(Your task) Output the full listing word for word.

(Material shown)
☆ ☆ ☆

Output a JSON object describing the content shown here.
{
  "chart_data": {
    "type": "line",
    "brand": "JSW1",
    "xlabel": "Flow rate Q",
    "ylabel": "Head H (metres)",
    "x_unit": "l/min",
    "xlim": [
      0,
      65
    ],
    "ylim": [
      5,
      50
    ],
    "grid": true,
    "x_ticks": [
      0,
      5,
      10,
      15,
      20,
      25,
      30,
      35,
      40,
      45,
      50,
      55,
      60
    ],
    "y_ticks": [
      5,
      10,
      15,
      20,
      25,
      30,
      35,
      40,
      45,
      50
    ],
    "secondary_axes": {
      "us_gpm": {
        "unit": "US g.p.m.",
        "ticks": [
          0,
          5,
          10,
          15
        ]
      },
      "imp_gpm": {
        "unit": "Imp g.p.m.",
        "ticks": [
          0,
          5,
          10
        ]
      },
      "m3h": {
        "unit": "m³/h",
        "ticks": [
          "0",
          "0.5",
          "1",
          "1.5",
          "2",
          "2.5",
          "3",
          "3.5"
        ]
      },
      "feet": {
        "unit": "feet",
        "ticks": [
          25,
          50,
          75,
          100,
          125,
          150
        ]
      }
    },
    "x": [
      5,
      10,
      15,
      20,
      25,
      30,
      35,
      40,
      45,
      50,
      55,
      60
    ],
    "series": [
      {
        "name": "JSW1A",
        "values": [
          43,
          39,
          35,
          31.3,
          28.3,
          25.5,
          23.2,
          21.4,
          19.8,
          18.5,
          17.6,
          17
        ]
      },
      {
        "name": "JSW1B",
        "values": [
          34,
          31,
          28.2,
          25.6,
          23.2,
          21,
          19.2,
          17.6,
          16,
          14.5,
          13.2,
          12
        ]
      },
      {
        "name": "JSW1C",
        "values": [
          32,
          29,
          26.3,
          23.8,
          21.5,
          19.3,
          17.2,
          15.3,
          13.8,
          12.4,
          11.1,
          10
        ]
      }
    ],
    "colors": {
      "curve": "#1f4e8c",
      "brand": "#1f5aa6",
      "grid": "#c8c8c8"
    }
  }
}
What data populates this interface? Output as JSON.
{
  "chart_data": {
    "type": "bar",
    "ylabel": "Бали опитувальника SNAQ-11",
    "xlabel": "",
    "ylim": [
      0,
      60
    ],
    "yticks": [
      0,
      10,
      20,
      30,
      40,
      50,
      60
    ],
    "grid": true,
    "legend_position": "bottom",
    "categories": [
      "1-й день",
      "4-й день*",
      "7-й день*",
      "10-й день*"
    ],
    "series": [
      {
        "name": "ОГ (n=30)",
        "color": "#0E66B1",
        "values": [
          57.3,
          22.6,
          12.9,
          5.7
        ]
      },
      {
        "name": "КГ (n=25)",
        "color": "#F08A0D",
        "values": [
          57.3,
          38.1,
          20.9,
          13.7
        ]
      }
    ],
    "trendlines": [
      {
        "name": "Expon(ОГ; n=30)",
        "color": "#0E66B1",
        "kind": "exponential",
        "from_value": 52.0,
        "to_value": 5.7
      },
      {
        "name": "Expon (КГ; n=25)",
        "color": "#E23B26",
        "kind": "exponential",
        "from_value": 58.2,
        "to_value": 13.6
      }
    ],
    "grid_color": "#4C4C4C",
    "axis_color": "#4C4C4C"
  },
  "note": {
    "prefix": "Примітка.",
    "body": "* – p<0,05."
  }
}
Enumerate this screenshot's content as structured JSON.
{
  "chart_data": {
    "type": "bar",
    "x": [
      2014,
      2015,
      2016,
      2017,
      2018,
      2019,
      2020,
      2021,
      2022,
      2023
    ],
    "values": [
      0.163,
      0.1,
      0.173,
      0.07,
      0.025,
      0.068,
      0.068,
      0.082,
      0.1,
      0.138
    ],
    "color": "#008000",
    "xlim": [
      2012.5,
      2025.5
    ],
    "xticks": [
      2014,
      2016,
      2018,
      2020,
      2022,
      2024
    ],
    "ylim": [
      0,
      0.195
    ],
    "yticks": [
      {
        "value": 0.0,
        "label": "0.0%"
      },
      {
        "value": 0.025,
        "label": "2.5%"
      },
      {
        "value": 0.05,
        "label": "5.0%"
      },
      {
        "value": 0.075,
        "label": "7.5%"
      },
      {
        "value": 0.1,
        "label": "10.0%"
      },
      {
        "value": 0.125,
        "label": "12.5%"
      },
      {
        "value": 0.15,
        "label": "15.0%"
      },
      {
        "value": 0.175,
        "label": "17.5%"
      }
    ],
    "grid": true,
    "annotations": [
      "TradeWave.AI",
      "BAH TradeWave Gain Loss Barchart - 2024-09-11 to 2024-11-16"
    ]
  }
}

☆ ☆ ☆

(Problem solution)
Output a JSON object describing the content shown here.
{
  "chart_data": {
    "type": "line",
    "brand": "JSW1",
    "xlabel": "Flow rate Q",
    "ylabel": "Head H (metres)",
    "x_unit": "l/min",
    "xlim": [
      0,
      65
    ],
    "ylim": [
      5,
      50
    ],
    "grid": true,
    "x_ticks": [
      0,
      5,
      10,
      15,
      20,
      25,
      30,
      35,
      40,
      45,
      50,
      55,
      60
    ],
    "y_ticks": [
      5,
      10,
      15,
      20,
      25,
      30,
      35,
      40,
      45,
      50
    ],
    "secondary_axes": {
      "us_gpm": {
        "unit": "US g.p.m.",
        "ticks": [
          0,
          5,
          10,
          15
        ]
      },
      "imp_gpm": {
        "unit": "Imp g.p.m.",
        "ticks": [
          0,
          5,
          10
        ]
      },
      "m3h": {
        "unit": "m³/h",
        "ticks": [
          "0",
          "0.5",
          "1",
          "1.5",
          "2",
          "2.5",
          "3",
          "3.5"
        ]
      },
      "feet": {
        "unit": "feet",
        "ticks": [
          25,
          50,
          75,
          100,
          125,
          150
        ]
      }
    },
    "x": [
      5,
      10,
      15,
      20,
      25,
      30,
      35,
      40,
      45,
      50,
      55,
      60
    ],
    "series": [
      {
        "name": "JSW1A",
        "values": [
          43,
          39,
          35,
          31.3,
          28.3,
          25.5,
          23.2,
          21.4,
          19.8,
          18.5,
          17.6,
          17
        ]
      },
      {
        "name": "JSW1B",
        "values": [
          34,
          31,
          28.2,
          25.6,
          23.2,
          21,
          19.2,
          17.6,
          16,
          14.5,
          13.2,
          12
        ]
      },
      {
        "name": "JSW1C",
        "values": [
          32,
          29,
          26.3,
          23.8,
          21.5,
          19.3,
          17.2,
          15.3,
          13.8,
          12.4,
          11.1,
          10
        ]
      }
    ],
    "colors": {
      "curve": "#1f4e8c",
      "brand": "#1f5aa6",
      "grid": "#c8c8c8"
    }
  }
}
What data populates this interface? Output as JSON.
{
  "chart_data": {
    "type": "bar",
    "ylabel": "Бали опитувальника SNAQ-11",
    "xlabel": "",
    "ylim": [
      0,
      60
    ],
    "yticks": [
      0,
      10,
      20,
      30,
      40,
      50,
      60
    ],
    "grid": true,
    "legend_position": "bottom",
    "categories": [
      "1-й день",
      "4-й день*",
      "7-й день*",
      "10-й день*"
    ],
    "series": [
      {
        "name": "ОГ (n=30)",
        "color": "#0E66B1",
        "values": [
          57.3,
          22.6,
          12.9,
          5.7
        ]
      },
      {
        "name": "КГ (n=25)",
        "color": "#F08A0D",
        "values": [
          57.3,
          38.1,
          20.9,
          13.7
        ]
      }
    ],
    "trendlines": [
      {
        "name": "Expon(ОГ; n=30)",
        "color": "#0E66B1",
        "kind": "exponential",
        "from_value": 52.0,
        "to_value": 5.7
      },
      {
        "name": "Expon (КГ; n=25)",
        "color": "#E23B26",
        "kind": "exponential",
        "from_value": 58.2,
        "to_value": 13.6
      }
    ],
    "grid_color": "#4C4C4C",
    "axis_color": "#4C4C4C"
  },
  "note": {
    "prefix": "Примітка.",
    "body": "* – p<0,05."
  }
}
Enumerate this screenshot's content as structured JSON.
{
  "chart_data": {
    "type": "bar",
    "x": [
      2014,
      2015,
      2016,
      2017,
      2018,
      2019,
      2020,
      2021,
      2022,
      2023
    ],
    "values": [
      0.163,
      0.1,
      0.173,
      0.07,
      0.025,
      0.068,
      0.068,
      0.082,
      0.1,
      0.138
    ],
    "color": "#008000",
    "xlim": [
      2012.5,
      2025.5
    ],
    "xticks": [
      2014,
      2016,
      2018,
      2020,
      2022,
      2024
    ],
    "ylim": [
      0,
      0.195
    ],
    "yticks": [
      {
        "value": 0.0,
        "label": "0.0%"
      },
      {
        "value": 0.025,
        "label": "2.5%"
      },
      {
        "value": 0.05,
        "label": "5.0%"
      },
      {
        "value": 0.075,
        "label": "7.5%"
      },
      {
        "value": 0.1,
        "label": "10.0%"
      },
      {
        "value": 0.125,
        "label": "12.5%"
      },
      {
        "value": 0.15,
        "label": "15.0%"
      },
      {
        "value": 0.175,
        "label": "17.5%"
      }
    ],
    "grid": true,
    "annotations": [
      "TradeWave.AI",
      "BAH TradeWave Gain Loss Barchart - 2024-09-11 to 2024-11-16"
    ]
  }
}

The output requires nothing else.